▶ SOAL TUGAS A: Salin ulang kata demi kata catatan, mulai dari baris pertama catatan hingga baris yang memuat "annotation-electrons: NO of", termasuk kedua baris tersebut.

▶ ARTIKEL:

⁂

Akibat keisengan Gh05t666nero, situs Kejaksaan Agung RI kena deface sehingga tampilannya berubah. Di situsnya tertera pesan bernada protes dan cap merah HACKED. Tak hanya itu, Gh05t666nero juga menjebol database Kejaksaan Agung dan menjual 3.086.224 data kepegawaian ke RAID Forums seharga Rp400ribu.
Kasus ini selesai setelah MFW diamankan oleh tim Kejaksaan Negeri Lahat dan Kejaksaan Tinggi Sumatera Selatan. Meski begitu, Kejaksaan tetap meminta pengguna aplikasi internal Kejaksaan untuk mengganti password.
Sebagai info, sebenarnya ini bukan kali pertamanya situs Kejagung kena hack. Di tahun 2017, Kejagung juga pernah kena deface sehingga website-nya menampilkan gambar Harley Queen dan pesan bernada protes dari hacktivist
Jauh sebelum ini, para penjahat maya bahkan sudah pernah meraih kesuksesan besar melalui serangan-serangan maya. Setidaknya ada lima serangan siber yang pernah menggemparkan dunia karena skala serangan dan dampaknya.
1. Google China (2009)

⁂

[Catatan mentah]
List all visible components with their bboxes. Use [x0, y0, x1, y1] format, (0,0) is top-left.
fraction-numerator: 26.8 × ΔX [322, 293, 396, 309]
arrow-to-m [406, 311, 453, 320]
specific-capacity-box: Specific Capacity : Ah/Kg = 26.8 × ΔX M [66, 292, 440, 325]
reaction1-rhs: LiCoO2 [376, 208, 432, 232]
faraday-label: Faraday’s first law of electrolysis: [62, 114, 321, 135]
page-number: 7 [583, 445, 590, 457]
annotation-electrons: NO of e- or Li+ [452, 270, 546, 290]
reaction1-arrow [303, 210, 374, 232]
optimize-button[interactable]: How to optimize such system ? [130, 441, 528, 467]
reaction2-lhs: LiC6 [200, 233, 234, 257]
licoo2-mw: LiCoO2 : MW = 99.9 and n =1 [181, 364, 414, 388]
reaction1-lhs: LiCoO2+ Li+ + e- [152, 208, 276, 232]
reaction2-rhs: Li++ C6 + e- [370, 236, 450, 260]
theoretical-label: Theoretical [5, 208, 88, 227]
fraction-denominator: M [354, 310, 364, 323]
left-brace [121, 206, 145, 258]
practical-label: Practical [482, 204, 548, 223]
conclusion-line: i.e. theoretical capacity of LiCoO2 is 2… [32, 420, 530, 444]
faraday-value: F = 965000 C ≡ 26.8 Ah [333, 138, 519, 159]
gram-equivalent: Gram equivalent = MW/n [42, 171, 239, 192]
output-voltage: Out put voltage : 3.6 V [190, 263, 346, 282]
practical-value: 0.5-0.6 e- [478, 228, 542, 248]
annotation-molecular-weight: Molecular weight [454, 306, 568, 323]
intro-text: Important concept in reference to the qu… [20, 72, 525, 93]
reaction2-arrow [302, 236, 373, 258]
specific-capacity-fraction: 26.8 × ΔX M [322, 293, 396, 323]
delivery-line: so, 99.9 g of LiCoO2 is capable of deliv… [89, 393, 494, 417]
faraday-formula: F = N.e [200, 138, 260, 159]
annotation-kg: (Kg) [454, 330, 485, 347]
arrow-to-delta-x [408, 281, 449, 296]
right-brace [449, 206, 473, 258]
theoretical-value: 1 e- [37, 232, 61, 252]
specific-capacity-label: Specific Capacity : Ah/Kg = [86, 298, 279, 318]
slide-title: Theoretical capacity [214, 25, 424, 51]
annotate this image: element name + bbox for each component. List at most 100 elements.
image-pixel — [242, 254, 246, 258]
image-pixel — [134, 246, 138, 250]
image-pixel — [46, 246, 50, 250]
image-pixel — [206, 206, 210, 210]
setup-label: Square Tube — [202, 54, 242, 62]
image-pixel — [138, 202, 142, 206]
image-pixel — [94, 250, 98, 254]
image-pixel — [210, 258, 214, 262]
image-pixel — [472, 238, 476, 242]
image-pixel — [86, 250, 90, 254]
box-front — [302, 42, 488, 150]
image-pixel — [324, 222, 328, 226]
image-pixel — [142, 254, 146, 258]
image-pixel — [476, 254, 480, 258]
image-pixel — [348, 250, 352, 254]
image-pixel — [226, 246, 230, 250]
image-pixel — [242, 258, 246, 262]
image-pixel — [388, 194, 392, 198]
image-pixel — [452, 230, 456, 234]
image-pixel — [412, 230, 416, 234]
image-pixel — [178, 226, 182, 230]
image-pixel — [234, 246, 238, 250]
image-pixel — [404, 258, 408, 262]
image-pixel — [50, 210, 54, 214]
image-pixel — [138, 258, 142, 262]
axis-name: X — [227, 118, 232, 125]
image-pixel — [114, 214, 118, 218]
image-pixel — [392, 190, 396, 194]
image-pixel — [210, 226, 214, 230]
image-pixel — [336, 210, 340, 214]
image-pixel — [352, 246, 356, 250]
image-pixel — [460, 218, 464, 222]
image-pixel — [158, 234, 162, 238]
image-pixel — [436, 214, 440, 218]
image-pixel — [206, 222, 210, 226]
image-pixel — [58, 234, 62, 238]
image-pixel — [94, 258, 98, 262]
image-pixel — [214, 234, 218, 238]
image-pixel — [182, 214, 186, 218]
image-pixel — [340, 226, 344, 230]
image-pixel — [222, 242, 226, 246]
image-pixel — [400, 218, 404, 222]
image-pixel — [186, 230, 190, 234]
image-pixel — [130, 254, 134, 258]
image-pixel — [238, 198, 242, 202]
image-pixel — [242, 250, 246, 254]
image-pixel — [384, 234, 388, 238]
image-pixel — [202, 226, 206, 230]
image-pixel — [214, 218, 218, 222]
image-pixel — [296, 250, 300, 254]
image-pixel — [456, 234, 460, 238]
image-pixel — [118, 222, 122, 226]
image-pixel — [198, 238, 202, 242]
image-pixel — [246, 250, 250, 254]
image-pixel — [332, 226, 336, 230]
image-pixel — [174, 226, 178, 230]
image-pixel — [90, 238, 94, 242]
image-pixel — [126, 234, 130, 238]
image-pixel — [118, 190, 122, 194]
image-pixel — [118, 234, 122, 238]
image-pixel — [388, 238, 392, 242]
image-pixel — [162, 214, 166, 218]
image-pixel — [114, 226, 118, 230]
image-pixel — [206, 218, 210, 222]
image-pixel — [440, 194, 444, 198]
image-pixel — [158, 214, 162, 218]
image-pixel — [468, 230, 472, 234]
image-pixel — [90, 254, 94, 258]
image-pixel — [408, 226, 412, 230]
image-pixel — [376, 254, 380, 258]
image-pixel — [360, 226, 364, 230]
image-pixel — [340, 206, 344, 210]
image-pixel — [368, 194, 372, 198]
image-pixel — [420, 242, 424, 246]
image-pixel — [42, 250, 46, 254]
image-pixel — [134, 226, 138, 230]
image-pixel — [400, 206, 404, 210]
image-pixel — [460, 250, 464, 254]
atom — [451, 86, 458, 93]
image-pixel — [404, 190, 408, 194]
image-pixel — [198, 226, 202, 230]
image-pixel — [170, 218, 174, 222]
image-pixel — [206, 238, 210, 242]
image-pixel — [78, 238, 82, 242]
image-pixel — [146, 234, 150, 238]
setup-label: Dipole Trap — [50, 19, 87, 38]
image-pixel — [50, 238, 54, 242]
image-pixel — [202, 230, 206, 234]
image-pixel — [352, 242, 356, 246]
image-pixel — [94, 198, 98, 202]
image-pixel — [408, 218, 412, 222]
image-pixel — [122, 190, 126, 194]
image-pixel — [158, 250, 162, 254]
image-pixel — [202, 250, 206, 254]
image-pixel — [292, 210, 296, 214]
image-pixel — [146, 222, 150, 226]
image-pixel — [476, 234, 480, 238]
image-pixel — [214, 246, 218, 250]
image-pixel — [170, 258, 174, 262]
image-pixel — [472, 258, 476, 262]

⁂

▶ SOAL TUGAS B: Teruskan artikel tentang peretasan situs Kejaksaan Agung dan serangan siber besar, mulai dari bagian terakhir yang ditampilkan.

▶ JAWABAN A:
List all visible components with their bboxes. Use [x0, y0, x1, y1] format, (0,0) is top-left.
fraction-numerator: 26.8 × ΔX [322, 293, 396, 309]
arrow-to-m [406, 311, 453, 320]
specific-capacity-box: Specific Capacity : Ah/Kg = 26.8 × ΔX M [66, 292, 440, 325]
reaction1-rhs: LiCoO2 [376, 208, 432, 232]
faraday-label: Faraday’s first law of electrolysis: [62, 114, 321, 135]
page-number: 7 [583, 445, 590, 457]
annotation-electrons: NO of e- or Li+ [452, 270, 546, 290]

▶ JAWABAN B:
Pada paruh kedua tahun 2009, Google China yang diluncurkan tiga tahun sebelumnya mengalami serangkaian serangan siber.
Serangan yang disebut Operation Aurora berhasil mencuri intellectual property dari Google. Serangan ini ternyata tidak hanya menyasar Google, tapi ada 30 perusahaan besar lainnya juga mengalami serangan malware. Dilaporkan bahwa serangan ini merupakan upaya mendapatkan akses ke akun-akun milik para aktivis publik di China.
Dalam sebuah postingan di blog di awal 2010, Google menegaskan bahwa serangan tersebut tidak mencapai tujuannya dan hanya dua akun Gmail yang berhasil diakses. Itupun hanya sebagian saja yang berhasil diakses.
Hasil penelusuran memperlihatkan bahwa serangan tersebut berasal dari dua sekolah di China yang ditengarai bermitra dengan kompetitor Google yang berasal dari negeri tirai bambu itu.
2. Heartbleed (2012-2014)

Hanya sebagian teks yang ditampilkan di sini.